[start]
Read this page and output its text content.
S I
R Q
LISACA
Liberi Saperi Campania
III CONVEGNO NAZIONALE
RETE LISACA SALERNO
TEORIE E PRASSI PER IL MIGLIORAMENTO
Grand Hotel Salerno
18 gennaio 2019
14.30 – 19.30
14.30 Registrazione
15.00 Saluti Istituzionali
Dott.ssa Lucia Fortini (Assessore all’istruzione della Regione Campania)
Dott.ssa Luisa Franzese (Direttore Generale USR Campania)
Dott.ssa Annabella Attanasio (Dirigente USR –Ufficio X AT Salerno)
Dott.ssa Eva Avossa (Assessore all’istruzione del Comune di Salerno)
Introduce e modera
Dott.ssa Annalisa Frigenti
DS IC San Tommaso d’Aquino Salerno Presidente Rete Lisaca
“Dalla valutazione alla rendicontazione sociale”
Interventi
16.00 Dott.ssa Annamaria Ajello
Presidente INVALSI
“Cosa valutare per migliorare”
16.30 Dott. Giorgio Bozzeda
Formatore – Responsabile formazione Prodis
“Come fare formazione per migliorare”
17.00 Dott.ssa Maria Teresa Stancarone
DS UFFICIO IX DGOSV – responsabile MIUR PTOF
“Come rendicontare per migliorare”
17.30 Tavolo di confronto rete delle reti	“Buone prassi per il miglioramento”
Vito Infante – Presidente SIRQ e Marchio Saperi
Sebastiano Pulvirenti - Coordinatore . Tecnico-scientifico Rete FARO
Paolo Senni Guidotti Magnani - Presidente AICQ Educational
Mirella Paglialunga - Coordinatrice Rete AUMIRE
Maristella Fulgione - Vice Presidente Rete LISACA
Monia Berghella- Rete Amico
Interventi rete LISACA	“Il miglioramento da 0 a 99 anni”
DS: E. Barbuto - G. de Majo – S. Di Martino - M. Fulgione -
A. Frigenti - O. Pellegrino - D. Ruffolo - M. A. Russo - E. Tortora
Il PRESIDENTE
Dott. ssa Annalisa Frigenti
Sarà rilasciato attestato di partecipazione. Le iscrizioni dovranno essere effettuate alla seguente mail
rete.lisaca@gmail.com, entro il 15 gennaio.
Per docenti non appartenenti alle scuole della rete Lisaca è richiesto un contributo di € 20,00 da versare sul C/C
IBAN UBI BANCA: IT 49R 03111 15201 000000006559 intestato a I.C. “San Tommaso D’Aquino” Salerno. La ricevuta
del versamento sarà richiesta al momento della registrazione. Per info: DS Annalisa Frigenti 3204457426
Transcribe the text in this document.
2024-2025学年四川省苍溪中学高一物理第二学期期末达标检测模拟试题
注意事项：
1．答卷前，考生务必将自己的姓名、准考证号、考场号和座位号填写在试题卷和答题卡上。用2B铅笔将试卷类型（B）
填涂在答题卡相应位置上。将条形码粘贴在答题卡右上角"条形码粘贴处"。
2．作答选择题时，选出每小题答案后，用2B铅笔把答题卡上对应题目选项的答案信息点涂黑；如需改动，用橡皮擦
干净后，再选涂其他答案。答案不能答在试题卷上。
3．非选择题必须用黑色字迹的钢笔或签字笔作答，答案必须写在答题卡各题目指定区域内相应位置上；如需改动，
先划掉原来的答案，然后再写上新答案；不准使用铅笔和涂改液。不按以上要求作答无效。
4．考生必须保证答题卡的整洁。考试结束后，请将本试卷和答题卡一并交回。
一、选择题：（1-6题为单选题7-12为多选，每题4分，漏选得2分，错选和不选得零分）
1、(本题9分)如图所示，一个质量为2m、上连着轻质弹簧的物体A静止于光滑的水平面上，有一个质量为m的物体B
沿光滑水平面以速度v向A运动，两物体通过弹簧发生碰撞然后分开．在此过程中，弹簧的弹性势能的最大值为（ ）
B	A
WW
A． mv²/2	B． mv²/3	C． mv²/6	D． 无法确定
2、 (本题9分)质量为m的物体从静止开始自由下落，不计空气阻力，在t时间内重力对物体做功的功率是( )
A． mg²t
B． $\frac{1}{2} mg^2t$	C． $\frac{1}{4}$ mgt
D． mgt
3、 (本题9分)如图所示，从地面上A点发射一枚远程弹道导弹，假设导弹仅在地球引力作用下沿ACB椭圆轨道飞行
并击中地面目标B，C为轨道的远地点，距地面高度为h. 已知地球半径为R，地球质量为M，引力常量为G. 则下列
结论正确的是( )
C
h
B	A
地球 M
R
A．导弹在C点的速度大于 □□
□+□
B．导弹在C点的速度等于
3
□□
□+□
[end]
WRITTEN EXERCISE
From the listing above, pick out each line where the word "Come" appears.

CORRECT RESULT
“Come fare formazione per migliorare”
“Come rendicontare per migliorare”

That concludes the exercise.